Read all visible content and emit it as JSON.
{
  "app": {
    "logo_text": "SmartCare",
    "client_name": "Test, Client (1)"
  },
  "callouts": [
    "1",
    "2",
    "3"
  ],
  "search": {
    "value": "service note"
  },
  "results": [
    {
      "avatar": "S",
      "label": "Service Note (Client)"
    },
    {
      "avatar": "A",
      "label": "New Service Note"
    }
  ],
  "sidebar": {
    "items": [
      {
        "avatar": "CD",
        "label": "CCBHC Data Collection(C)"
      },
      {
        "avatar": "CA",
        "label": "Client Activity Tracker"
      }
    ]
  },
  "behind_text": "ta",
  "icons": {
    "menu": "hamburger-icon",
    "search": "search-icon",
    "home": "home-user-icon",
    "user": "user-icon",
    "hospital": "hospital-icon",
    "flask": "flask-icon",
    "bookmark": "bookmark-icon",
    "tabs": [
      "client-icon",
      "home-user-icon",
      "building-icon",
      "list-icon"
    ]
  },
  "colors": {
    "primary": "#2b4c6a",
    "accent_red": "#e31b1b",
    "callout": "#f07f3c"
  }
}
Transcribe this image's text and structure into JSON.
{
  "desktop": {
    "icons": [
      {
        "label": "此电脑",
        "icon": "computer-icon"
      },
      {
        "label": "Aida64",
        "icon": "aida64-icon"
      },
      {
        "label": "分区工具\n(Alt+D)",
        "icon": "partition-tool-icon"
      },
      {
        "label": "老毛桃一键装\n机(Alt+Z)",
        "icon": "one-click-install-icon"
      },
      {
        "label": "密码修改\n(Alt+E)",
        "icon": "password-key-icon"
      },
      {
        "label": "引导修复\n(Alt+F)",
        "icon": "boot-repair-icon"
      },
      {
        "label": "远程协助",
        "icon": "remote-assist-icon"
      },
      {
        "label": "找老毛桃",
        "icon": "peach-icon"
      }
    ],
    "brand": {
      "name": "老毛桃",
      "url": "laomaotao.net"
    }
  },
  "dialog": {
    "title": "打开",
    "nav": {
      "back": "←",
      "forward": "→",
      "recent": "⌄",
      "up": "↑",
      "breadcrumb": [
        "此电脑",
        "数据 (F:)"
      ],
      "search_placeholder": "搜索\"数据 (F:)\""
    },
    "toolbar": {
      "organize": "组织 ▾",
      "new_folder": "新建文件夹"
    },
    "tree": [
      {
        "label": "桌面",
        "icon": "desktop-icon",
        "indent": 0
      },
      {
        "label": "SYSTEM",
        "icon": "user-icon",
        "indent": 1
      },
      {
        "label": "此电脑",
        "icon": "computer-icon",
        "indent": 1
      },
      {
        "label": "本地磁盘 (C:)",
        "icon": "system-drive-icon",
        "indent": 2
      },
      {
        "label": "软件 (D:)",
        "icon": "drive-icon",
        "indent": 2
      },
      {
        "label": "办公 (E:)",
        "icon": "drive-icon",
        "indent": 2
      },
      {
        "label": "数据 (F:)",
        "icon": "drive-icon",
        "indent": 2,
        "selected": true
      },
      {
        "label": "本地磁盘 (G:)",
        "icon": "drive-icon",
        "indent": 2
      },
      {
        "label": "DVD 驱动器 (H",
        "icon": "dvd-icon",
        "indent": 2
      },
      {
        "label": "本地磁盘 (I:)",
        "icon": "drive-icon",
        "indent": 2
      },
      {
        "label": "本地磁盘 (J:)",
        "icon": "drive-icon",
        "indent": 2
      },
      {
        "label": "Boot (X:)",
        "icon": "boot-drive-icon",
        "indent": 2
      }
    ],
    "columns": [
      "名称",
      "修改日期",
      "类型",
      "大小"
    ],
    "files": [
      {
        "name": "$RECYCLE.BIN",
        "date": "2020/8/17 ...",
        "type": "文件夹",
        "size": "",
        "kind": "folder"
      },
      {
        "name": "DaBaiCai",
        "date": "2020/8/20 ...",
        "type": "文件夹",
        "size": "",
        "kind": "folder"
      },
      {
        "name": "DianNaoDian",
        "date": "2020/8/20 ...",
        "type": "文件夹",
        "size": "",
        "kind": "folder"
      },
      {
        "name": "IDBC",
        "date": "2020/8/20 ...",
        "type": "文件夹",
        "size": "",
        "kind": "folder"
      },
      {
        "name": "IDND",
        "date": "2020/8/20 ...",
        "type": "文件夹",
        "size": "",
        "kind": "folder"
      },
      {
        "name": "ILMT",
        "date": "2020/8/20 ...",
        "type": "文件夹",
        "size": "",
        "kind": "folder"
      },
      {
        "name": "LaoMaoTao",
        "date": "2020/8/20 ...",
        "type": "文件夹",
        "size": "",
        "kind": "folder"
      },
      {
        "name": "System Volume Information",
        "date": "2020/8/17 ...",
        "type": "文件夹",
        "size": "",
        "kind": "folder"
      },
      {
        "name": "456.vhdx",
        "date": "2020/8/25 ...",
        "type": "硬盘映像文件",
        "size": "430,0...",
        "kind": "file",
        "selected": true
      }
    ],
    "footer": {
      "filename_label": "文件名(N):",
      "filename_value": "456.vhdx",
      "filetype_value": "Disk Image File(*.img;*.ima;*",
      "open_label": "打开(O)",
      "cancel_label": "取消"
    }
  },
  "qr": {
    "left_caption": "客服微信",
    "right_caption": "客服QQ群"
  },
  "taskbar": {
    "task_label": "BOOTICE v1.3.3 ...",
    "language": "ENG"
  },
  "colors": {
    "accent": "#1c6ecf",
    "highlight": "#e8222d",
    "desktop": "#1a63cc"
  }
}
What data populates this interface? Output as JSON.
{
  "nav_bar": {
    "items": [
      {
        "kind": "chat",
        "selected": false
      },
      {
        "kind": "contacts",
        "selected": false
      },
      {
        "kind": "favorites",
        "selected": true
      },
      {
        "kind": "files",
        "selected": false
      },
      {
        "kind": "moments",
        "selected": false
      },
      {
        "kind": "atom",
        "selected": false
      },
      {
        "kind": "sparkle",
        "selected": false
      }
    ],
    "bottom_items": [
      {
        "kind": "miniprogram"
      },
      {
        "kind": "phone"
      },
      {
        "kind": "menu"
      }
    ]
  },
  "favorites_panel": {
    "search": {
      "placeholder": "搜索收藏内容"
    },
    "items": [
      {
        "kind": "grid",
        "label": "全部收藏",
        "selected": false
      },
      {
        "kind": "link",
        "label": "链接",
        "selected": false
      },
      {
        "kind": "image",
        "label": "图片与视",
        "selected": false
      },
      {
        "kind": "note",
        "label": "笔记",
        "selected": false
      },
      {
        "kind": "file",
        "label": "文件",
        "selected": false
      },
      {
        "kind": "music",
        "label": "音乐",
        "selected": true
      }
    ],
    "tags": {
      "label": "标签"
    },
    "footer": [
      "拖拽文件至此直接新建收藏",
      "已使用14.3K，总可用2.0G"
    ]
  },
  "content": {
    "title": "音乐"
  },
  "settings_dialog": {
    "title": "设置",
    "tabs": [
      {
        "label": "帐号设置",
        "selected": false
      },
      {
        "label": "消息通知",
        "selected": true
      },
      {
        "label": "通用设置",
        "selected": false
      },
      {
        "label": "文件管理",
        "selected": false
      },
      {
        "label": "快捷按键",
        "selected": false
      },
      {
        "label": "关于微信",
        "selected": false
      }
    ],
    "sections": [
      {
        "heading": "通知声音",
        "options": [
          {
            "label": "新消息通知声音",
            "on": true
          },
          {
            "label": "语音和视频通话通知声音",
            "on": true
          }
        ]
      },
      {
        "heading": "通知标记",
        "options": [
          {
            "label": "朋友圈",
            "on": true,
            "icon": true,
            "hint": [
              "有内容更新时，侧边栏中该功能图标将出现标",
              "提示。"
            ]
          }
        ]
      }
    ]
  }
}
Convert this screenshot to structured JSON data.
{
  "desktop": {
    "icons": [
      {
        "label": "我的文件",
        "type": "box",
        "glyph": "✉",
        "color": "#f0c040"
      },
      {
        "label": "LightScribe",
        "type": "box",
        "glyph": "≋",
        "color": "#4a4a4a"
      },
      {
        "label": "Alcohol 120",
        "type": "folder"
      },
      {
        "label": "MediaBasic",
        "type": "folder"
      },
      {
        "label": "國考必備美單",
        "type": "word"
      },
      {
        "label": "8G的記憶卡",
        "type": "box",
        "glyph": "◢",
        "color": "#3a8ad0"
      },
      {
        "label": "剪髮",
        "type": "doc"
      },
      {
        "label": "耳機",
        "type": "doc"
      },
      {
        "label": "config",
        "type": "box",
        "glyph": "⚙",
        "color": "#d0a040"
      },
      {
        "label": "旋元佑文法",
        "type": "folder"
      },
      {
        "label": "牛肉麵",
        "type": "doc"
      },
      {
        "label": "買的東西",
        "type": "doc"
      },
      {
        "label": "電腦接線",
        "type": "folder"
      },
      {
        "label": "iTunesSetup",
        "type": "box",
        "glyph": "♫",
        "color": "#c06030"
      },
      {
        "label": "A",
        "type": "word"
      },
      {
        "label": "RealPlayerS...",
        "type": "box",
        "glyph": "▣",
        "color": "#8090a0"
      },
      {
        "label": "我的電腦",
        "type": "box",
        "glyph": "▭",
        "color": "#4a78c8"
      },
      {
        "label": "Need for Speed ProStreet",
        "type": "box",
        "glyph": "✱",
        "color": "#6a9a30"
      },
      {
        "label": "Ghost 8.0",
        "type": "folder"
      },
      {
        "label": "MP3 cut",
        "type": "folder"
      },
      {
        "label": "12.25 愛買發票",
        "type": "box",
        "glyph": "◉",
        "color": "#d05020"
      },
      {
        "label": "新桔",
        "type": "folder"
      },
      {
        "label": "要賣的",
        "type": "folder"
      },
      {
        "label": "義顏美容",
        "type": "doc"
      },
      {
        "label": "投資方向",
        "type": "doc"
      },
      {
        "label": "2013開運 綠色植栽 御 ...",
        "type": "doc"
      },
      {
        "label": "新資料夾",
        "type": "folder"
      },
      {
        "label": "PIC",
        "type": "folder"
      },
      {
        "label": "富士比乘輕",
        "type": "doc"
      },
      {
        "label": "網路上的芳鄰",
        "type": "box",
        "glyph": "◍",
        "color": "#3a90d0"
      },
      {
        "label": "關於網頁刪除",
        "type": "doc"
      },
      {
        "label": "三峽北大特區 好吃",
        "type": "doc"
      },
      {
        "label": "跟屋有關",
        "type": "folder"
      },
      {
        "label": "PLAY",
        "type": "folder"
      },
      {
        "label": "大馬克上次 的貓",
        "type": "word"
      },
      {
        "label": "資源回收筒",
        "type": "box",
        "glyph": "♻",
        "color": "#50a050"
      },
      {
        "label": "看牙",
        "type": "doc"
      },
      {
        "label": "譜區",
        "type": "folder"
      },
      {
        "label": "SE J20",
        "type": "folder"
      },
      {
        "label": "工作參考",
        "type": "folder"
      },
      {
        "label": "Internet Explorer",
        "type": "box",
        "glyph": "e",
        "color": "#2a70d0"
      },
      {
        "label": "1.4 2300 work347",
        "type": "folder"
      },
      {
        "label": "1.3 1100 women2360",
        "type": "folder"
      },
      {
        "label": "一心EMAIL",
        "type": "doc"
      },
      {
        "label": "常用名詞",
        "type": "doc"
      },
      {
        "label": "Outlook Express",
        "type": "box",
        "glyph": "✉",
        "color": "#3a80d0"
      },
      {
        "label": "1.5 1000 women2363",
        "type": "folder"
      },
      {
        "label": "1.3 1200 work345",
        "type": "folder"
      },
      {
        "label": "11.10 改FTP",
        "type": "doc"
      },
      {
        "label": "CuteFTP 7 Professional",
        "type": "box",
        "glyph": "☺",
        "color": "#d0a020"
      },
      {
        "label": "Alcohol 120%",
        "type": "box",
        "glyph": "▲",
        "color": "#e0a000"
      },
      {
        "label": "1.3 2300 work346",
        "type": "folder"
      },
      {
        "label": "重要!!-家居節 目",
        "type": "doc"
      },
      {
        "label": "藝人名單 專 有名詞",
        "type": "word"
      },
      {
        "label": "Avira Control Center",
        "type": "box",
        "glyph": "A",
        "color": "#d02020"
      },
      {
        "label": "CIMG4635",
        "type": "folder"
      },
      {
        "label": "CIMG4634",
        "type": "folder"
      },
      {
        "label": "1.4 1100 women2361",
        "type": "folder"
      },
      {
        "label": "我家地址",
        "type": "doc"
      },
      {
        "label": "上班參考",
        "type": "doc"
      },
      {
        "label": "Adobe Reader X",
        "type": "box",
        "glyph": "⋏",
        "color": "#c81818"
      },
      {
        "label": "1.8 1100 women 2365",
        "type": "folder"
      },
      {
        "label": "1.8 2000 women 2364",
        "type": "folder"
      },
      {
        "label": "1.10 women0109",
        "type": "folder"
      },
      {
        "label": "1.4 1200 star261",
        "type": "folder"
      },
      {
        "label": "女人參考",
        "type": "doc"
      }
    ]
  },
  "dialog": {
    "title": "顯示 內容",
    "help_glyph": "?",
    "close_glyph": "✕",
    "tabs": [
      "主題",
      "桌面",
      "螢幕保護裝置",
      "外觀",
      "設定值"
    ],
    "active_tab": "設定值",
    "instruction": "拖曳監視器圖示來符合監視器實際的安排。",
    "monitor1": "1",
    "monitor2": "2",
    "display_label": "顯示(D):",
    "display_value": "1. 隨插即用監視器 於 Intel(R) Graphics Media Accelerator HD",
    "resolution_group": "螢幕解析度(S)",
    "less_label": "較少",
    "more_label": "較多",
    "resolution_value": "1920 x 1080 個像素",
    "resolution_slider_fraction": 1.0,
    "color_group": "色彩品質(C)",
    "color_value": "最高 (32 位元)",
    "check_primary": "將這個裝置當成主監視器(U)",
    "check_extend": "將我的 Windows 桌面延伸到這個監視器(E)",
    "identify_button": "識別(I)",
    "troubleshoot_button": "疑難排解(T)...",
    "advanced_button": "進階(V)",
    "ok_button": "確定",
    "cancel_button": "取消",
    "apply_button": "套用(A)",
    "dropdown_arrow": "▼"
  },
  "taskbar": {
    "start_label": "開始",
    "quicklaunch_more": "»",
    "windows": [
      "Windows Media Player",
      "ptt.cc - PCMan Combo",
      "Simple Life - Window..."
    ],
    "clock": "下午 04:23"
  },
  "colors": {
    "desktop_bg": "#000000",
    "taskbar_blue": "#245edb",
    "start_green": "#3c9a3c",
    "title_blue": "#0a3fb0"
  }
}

+--

**JOB**
Take every line above carrying "JSON" and return it.

**COMPLETE RESPONSE**
Read all visible content and emit it as JSON.
Transcribe this image's text and structure into JSON.
What data populates this interface? Output as JSON.
Convert this screenshot to structured JSON data.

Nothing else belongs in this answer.